-- Document section start --

Read every single L.A. Times ‘Star Trek’ movie review from 1979 to 2016

William Shatner and Leonard Nimoy, right, on the set of the 1986 movie “Star Trek IV: The Voyage Home."
William Shatner and Leonard Nimoy, right, on the set of the 1986 movie “Star Trek IV: The Voyage Home.”

“Star Trek” is celebrating 50 long years of existence, and tucked into those 50 years are 13 “Star Trek” movies of all kinds and caliber; there’s even one  hinging on humpback whales.

If you’re planning a “Trek” movie marathon, look no further: We’ve cobbled together all the reviews from the first film in 1979 all the way to this year’s rebooted “Trek” offering. 

The Originals

‘Star Trek: The Motion Picture’ (1979)

Times reviewer Charles Champlin found it “not so much a film as a phenomenon: a space family reunion, fan club meeting and Thanksgiving Day parade under the same spacious roof.” 

Read the full review: “Go for a Ride on the Starship Enterprise

‘Star Trek II: The Wrath of Khan’ (1982)

Kevin Thomas found “The Wrath of Khan” to be a much smoother ride than the first one. “Much of the credit for the film’s spirit must go to director Nicholas Meyer, whose sophisticated affinity for fantasy was well demonstrated in ‘Time After Time.’ Meyer has understood the necessity of preserving ‘Star Trek’s’ essential squareness, while regarding it with an affection that saves it from stodginess.”

Read the full review: “The Stars Return for a New 'Trek'

‘Star Trek III: The Search for Spock’ (1984)

Thomas also praised the third “Star Trek” film for “its unabashed, deliberate squareness in all aspects — from acting to its unsophisticated comic-strip look — comes out strongly for the old-fashion virtues of loyalty, bravery and sacrifice.”

That’s two reviewers who want you to know that “Star Trek” is square but all the better for it. 

Read the full review: “ 'Star Trek III': Triumph of Innocence

‘Star Trek IV: The Voyage Home’ (1986)

Reviewer Michael Wilmington is on board for the fourth film of the franchise,  calling it “a simple, humanistic allegory with humor and heart — and a wry touch of wonder that opens our eyes and, with a smile, beams us aboard.”

-- Document section end --

Stated task:
In the roundup of Los Angeles Times "Star Trek" reviews, who reviewed "Star Trek IV: The Voyage Home"?

-- Entries start --

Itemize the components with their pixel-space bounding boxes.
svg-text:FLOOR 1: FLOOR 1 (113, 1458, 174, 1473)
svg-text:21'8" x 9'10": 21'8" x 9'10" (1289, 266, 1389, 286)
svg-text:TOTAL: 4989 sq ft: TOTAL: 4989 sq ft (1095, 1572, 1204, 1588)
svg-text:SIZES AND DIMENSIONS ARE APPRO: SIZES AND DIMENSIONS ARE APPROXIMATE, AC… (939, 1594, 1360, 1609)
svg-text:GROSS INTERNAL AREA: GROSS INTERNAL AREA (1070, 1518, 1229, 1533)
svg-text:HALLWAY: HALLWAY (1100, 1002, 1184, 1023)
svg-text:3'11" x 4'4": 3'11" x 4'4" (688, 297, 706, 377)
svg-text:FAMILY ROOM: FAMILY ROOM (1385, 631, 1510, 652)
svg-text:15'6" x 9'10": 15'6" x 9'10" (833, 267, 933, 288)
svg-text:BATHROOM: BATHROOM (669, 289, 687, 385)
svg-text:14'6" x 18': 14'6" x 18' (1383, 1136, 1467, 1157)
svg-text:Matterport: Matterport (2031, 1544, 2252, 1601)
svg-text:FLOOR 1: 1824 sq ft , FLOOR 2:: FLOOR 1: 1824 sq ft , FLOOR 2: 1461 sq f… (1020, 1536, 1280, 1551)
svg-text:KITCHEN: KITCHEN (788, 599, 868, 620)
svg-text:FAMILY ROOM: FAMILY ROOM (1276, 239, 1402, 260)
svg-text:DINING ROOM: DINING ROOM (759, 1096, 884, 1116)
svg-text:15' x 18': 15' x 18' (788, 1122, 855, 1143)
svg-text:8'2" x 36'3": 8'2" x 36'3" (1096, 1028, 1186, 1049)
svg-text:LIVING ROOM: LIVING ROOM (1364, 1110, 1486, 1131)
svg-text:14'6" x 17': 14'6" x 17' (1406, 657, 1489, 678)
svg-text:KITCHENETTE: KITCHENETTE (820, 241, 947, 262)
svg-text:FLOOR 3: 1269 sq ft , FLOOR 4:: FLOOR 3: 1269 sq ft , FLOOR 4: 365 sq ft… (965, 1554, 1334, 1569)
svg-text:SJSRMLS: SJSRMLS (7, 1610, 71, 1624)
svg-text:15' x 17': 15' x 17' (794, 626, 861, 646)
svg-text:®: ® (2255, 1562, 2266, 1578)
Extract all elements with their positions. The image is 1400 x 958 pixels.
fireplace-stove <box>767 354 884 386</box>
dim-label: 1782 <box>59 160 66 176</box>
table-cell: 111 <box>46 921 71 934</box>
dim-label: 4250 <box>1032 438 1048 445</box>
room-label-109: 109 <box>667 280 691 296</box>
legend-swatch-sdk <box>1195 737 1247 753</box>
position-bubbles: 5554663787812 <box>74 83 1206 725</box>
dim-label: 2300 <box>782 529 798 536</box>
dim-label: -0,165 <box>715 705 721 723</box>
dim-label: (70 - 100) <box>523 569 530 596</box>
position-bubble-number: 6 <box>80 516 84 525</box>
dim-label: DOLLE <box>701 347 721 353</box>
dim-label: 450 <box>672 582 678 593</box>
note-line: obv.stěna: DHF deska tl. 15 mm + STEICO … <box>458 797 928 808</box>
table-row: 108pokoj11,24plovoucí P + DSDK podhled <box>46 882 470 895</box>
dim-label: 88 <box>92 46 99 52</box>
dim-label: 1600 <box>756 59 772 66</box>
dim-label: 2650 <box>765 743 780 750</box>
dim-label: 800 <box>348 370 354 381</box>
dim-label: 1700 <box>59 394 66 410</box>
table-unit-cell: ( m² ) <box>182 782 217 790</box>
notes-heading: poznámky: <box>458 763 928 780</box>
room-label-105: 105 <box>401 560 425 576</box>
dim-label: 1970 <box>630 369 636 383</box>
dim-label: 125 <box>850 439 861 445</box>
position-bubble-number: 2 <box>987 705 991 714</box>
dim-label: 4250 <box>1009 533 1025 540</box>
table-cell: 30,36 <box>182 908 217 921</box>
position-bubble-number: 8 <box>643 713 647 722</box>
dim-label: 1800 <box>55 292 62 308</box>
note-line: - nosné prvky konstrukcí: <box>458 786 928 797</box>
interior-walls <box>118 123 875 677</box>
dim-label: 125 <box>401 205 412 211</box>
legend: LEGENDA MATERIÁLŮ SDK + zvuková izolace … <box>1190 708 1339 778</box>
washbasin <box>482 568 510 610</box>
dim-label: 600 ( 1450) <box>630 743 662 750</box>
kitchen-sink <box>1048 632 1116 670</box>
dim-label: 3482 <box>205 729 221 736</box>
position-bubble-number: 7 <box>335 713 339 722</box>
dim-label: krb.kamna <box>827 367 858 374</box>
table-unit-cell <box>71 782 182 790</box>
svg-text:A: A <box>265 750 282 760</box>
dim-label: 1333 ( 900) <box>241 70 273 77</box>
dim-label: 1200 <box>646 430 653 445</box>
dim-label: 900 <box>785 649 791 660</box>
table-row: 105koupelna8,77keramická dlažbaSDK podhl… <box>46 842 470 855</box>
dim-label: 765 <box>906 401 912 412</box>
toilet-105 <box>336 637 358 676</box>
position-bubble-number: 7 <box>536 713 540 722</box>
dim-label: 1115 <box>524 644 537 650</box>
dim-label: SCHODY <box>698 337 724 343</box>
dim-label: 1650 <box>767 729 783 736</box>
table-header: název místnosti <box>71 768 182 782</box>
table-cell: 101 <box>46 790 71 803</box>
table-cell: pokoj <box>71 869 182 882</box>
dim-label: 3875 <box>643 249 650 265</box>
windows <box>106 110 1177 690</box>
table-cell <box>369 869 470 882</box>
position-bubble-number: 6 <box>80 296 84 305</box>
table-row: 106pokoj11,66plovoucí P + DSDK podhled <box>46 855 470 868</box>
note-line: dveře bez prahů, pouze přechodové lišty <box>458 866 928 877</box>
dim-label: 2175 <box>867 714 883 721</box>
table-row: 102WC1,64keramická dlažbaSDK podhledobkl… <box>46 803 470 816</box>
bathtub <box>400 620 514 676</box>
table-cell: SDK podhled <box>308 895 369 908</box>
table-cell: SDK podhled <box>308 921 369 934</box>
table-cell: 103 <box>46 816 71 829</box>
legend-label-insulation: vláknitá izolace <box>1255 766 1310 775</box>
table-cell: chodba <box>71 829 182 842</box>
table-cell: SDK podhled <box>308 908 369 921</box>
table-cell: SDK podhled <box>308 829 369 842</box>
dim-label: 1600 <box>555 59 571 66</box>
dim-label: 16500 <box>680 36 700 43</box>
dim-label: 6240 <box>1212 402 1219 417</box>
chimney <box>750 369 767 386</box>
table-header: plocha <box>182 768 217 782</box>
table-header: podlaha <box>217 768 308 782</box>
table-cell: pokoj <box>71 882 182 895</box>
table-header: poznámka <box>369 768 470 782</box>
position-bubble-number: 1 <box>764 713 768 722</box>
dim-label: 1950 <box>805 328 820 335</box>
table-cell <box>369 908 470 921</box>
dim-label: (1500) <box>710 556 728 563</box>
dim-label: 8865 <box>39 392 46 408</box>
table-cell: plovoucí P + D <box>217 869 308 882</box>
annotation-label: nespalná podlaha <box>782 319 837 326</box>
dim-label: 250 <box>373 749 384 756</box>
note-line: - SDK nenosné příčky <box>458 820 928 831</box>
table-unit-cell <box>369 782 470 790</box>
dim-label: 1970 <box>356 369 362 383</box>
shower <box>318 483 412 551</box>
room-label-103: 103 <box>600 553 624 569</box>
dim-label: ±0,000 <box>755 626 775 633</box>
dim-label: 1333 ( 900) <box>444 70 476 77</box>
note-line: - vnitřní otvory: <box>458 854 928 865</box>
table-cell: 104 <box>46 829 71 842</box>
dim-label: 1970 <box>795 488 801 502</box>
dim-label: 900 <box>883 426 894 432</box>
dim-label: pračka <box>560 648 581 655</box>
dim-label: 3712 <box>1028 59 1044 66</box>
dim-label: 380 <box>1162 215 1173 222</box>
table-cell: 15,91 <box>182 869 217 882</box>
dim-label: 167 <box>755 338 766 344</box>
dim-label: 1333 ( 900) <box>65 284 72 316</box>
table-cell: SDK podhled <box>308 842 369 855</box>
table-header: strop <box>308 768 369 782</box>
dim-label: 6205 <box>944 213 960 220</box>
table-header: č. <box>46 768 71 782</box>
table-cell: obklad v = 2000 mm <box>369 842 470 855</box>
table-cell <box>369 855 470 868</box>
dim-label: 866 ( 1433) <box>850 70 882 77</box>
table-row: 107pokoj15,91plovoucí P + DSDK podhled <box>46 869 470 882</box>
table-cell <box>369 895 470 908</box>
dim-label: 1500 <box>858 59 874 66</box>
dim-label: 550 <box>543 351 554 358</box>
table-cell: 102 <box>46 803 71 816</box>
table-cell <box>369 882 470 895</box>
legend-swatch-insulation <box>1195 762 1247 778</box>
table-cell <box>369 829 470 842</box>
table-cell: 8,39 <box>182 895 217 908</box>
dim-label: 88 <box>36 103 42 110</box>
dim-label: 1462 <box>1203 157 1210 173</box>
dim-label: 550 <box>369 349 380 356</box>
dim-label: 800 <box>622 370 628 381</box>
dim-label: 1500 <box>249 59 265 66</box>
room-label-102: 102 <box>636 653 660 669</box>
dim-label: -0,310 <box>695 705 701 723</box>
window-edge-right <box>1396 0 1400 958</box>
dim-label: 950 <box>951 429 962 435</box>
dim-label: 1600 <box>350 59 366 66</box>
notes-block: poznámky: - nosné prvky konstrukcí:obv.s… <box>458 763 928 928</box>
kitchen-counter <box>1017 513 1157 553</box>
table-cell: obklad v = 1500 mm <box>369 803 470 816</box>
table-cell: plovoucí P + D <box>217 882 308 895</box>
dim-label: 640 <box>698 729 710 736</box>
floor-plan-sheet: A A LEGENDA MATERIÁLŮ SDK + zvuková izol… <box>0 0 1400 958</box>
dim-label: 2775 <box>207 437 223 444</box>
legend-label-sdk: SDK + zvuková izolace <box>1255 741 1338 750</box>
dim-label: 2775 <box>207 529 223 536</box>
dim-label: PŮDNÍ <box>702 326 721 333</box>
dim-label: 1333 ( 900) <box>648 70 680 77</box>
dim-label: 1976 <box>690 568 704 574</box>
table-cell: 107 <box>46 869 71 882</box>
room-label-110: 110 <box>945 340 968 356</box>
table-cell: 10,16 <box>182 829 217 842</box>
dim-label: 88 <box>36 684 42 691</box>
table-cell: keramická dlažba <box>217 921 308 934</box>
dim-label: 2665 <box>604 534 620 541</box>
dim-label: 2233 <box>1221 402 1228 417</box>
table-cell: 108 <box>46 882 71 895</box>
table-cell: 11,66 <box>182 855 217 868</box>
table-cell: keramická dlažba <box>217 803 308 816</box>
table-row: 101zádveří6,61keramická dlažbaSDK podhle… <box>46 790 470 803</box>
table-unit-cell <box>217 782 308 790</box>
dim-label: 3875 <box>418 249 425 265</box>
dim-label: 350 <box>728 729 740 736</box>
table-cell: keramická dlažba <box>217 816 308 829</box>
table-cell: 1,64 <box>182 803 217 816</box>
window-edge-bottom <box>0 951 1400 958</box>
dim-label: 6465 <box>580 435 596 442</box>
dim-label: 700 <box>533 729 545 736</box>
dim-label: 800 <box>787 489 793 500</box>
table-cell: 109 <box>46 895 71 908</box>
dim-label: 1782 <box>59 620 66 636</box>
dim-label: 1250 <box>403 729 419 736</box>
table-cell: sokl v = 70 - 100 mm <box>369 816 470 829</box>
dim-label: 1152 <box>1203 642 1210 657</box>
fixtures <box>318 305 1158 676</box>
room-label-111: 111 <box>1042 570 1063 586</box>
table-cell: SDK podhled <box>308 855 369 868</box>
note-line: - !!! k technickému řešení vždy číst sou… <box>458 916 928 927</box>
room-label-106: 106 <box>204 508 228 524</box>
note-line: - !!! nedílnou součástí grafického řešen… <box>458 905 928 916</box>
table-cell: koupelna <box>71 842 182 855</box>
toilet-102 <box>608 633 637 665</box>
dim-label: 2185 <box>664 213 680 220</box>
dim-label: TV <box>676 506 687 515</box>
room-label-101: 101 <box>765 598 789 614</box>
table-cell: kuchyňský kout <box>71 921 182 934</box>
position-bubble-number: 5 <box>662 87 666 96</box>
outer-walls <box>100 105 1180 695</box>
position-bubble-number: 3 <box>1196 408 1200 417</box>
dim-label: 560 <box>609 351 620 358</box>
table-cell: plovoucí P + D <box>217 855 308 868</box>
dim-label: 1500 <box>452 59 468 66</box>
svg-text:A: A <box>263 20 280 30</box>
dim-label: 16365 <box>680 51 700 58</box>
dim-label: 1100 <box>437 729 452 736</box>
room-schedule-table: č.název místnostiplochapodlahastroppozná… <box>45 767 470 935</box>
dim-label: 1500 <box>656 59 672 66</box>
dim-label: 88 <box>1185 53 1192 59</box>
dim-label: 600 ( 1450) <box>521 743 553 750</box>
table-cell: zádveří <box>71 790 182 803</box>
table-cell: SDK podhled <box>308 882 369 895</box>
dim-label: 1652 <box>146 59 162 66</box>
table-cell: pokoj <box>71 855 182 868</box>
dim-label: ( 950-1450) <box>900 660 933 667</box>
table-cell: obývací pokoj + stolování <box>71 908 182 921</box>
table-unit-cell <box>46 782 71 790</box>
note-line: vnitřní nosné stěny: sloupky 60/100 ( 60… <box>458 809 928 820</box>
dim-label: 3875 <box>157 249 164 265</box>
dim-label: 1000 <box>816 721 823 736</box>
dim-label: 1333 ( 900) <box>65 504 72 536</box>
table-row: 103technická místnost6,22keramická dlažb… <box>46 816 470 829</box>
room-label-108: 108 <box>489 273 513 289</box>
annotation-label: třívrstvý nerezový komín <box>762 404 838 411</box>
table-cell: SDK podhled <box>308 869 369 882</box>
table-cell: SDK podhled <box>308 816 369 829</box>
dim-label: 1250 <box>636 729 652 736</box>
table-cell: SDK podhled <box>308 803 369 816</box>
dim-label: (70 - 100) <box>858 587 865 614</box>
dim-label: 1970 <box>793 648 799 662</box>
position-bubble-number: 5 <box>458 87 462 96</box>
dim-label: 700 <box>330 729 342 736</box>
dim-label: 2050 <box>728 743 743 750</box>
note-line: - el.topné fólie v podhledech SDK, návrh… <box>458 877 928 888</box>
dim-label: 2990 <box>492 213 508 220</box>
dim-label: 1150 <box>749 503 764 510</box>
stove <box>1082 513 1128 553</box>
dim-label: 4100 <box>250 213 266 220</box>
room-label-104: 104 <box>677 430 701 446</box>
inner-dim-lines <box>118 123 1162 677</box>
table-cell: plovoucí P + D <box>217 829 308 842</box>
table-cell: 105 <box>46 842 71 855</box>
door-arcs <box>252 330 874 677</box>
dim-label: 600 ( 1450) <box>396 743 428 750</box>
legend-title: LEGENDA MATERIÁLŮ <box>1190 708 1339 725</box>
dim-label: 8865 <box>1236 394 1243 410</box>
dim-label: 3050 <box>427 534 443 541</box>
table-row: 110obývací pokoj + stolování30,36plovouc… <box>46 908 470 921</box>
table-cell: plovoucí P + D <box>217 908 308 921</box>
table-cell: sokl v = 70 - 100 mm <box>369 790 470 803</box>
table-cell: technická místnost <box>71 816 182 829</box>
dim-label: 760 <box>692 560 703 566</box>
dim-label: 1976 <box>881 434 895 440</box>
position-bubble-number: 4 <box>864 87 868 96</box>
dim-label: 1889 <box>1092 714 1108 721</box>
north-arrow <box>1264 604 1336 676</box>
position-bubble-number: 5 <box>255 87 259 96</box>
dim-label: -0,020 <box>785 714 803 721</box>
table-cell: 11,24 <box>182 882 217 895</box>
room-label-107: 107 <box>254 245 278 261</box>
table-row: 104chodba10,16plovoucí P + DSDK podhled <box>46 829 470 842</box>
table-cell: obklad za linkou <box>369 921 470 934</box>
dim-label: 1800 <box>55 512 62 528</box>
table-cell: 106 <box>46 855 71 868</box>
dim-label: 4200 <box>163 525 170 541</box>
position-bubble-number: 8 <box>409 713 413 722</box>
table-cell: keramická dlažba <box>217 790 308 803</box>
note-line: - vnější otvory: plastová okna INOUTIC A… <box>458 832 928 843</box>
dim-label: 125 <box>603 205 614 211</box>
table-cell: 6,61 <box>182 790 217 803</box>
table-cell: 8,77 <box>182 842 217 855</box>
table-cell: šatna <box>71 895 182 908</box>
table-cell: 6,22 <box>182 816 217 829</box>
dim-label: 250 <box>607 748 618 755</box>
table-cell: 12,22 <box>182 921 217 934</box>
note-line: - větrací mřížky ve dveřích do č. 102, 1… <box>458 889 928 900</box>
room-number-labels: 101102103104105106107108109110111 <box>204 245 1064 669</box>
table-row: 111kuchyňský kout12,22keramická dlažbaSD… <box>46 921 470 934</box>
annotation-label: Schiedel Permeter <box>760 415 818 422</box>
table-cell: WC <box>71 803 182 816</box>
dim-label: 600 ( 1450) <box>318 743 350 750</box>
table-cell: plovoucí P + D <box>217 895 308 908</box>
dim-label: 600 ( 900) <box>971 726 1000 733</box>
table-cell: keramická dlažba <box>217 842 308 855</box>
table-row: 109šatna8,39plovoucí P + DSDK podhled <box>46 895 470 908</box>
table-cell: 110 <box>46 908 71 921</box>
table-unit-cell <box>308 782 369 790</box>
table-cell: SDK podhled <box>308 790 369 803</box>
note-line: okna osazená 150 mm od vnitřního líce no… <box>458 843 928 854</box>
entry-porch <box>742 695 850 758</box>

-- Entries end --

Written answer:
Michael Wilmington